* Begin Raw records *

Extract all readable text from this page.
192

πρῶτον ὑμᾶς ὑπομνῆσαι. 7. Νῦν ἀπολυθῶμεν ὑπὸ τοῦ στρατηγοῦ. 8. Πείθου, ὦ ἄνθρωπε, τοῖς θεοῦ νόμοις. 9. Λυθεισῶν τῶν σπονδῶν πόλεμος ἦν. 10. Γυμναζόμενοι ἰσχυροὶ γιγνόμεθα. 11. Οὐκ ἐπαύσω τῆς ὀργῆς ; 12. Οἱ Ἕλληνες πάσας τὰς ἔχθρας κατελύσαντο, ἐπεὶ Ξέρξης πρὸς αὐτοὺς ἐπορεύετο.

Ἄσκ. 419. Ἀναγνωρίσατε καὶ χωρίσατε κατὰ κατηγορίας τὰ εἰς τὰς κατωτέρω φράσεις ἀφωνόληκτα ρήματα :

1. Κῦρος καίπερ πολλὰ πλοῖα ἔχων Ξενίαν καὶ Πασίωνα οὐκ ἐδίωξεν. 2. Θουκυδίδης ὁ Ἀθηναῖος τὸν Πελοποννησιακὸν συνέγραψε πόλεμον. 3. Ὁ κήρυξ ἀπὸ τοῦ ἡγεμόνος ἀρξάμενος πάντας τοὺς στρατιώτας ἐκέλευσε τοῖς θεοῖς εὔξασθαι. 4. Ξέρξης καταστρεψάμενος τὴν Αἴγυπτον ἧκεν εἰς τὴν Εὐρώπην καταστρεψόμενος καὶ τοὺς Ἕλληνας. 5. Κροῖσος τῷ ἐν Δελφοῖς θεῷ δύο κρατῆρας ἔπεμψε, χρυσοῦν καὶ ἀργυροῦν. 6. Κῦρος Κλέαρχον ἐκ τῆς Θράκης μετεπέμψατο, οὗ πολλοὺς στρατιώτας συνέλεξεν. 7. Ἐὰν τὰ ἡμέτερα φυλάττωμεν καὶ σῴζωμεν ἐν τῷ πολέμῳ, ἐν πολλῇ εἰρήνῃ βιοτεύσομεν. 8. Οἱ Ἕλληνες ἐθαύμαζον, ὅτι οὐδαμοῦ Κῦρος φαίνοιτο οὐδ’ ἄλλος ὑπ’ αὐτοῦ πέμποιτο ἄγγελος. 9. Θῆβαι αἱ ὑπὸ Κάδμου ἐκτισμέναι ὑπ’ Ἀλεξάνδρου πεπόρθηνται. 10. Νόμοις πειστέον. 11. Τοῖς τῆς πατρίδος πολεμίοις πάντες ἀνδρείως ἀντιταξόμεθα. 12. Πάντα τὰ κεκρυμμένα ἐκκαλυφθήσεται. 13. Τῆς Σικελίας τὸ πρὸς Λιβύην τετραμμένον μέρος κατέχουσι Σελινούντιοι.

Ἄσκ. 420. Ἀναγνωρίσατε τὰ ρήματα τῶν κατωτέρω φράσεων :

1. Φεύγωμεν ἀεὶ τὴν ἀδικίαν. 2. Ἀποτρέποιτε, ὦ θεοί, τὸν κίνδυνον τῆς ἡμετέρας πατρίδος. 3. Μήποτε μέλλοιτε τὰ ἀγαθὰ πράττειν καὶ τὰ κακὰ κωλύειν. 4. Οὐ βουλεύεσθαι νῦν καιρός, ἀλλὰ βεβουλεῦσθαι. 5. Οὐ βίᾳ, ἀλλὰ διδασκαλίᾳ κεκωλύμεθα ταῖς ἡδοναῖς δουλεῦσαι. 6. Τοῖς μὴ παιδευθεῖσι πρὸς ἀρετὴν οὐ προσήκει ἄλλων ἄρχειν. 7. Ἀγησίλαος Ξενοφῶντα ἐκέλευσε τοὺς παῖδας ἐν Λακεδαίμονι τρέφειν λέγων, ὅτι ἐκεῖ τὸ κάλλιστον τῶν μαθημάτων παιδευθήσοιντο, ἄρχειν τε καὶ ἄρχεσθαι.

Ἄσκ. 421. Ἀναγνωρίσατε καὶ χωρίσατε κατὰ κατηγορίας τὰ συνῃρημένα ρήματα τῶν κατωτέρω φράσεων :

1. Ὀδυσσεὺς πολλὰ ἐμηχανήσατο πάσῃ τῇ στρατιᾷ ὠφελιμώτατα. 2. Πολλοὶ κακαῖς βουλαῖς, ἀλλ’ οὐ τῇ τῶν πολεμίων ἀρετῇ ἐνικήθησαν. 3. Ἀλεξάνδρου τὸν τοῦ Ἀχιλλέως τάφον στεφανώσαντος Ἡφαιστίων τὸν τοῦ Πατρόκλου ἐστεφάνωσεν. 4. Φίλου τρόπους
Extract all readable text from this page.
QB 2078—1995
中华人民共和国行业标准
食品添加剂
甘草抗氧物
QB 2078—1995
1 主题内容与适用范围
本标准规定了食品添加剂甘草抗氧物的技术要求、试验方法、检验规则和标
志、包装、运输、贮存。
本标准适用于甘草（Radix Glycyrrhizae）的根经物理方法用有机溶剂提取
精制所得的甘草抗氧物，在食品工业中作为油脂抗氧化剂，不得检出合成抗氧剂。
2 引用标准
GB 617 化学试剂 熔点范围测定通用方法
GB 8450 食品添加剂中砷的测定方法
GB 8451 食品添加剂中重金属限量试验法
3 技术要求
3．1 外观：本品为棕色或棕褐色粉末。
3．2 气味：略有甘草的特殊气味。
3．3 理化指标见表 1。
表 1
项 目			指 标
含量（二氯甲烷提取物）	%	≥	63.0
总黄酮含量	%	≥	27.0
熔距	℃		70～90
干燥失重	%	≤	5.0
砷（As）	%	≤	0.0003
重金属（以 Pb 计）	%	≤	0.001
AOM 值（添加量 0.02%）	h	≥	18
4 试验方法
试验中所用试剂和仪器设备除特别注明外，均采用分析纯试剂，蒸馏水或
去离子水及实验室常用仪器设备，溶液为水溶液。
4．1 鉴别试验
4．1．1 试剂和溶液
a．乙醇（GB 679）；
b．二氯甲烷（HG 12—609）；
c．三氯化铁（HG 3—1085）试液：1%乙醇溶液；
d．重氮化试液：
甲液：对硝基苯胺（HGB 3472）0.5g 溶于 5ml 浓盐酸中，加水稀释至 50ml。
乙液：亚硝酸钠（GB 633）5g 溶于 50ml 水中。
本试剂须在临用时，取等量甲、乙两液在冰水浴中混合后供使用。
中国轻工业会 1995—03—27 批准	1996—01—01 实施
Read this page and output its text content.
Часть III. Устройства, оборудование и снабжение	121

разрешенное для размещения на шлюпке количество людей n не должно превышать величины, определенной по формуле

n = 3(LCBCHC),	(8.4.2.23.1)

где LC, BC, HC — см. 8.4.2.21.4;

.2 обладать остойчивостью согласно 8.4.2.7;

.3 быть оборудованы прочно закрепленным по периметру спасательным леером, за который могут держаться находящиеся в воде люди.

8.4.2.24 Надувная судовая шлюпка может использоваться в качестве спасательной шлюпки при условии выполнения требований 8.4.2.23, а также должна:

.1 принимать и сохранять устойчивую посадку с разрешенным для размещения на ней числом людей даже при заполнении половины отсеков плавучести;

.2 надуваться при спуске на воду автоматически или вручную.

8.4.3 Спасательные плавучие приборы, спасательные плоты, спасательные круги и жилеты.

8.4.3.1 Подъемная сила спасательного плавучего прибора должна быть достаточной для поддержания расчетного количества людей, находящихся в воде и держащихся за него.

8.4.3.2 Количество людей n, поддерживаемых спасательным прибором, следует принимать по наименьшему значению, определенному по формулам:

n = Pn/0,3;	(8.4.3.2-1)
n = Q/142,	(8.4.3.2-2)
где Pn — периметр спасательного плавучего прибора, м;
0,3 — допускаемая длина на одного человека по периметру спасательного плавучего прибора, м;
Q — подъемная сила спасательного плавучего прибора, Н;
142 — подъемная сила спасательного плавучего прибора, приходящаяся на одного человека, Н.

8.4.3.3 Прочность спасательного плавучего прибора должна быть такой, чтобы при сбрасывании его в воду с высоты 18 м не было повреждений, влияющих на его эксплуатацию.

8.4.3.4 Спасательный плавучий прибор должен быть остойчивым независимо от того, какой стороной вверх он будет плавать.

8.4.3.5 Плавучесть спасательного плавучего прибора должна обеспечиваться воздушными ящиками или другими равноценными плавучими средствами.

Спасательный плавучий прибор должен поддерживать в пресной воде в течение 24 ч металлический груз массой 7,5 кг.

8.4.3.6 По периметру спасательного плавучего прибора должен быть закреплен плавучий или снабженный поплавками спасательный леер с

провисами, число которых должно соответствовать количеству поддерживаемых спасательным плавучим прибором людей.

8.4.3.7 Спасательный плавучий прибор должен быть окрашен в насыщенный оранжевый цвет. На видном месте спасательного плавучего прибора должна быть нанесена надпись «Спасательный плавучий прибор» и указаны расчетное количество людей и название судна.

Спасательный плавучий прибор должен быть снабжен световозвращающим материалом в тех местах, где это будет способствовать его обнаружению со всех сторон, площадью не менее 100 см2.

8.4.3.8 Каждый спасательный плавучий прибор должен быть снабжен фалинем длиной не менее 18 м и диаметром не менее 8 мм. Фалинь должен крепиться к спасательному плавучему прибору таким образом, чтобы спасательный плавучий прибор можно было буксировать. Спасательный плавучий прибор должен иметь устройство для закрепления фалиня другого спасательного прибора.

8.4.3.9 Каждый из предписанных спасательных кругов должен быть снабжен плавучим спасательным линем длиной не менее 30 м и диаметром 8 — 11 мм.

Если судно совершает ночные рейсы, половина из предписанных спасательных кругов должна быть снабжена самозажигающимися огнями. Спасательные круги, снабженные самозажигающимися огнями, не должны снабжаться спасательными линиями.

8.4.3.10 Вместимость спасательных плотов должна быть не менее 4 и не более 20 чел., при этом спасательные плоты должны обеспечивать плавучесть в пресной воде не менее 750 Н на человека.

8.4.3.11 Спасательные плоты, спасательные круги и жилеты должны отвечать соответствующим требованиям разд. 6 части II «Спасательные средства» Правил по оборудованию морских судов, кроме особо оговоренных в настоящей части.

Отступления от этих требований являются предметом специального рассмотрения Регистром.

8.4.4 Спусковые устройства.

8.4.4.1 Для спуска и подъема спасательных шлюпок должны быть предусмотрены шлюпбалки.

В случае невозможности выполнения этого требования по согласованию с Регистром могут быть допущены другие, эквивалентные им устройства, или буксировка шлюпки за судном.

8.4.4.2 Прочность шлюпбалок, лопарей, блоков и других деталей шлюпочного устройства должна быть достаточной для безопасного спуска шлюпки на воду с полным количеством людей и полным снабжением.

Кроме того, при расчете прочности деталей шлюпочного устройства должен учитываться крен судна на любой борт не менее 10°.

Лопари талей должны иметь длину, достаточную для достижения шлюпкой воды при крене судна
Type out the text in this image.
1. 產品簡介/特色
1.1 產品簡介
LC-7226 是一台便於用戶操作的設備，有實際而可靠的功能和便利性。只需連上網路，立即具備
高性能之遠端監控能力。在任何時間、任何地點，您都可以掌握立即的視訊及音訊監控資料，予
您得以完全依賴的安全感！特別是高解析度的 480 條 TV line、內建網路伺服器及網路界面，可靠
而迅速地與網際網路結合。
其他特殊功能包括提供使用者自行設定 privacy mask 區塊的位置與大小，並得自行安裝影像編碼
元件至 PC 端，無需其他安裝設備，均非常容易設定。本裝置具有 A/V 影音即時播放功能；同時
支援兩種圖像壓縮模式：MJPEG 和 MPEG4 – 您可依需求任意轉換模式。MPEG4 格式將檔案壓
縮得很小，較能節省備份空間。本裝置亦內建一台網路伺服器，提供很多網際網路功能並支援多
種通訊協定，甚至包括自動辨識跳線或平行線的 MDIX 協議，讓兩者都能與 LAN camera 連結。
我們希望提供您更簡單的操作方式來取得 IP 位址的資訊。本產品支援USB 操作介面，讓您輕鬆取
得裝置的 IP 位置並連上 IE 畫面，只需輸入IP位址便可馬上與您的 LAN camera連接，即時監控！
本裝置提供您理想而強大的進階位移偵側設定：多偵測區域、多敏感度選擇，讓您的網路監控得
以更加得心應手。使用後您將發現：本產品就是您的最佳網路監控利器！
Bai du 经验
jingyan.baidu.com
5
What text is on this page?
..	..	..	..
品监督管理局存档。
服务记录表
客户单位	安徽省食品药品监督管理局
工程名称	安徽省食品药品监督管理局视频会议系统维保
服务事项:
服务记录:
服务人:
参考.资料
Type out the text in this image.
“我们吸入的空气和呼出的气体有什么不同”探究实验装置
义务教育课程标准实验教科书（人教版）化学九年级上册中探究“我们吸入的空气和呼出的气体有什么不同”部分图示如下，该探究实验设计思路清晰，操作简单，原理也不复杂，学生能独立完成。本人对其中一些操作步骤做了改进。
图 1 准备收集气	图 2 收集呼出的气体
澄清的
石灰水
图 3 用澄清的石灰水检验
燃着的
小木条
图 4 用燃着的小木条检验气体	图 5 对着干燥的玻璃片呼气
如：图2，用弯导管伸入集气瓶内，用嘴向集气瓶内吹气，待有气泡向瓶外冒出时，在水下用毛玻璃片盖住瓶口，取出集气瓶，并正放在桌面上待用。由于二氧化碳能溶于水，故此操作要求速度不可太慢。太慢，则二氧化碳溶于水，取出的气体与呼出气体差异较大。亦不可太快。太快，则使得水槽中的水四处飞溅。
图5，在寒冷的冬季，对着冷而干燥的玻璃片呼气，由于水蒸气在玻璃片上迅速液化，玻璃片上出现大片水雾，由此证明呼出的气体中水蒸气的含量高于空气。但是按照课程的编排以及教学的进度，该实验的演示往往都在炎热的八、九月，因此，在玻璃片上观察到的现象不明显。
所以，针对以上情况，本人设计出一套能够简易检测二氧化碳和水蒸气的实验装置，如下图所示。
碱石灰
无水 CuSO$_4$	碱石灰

* End Raw records *

**Directive**
Show the lines that mention the word "требований".

**Answer for the task**
8.4.2.24 Надувная судовая шлюпка может использоваться в качестве спасательной шлюпки при условии выполнения требований 8.4.2.23, а также должна:
Отступления от этих требований являются предметом специального рассмотрения Регистром.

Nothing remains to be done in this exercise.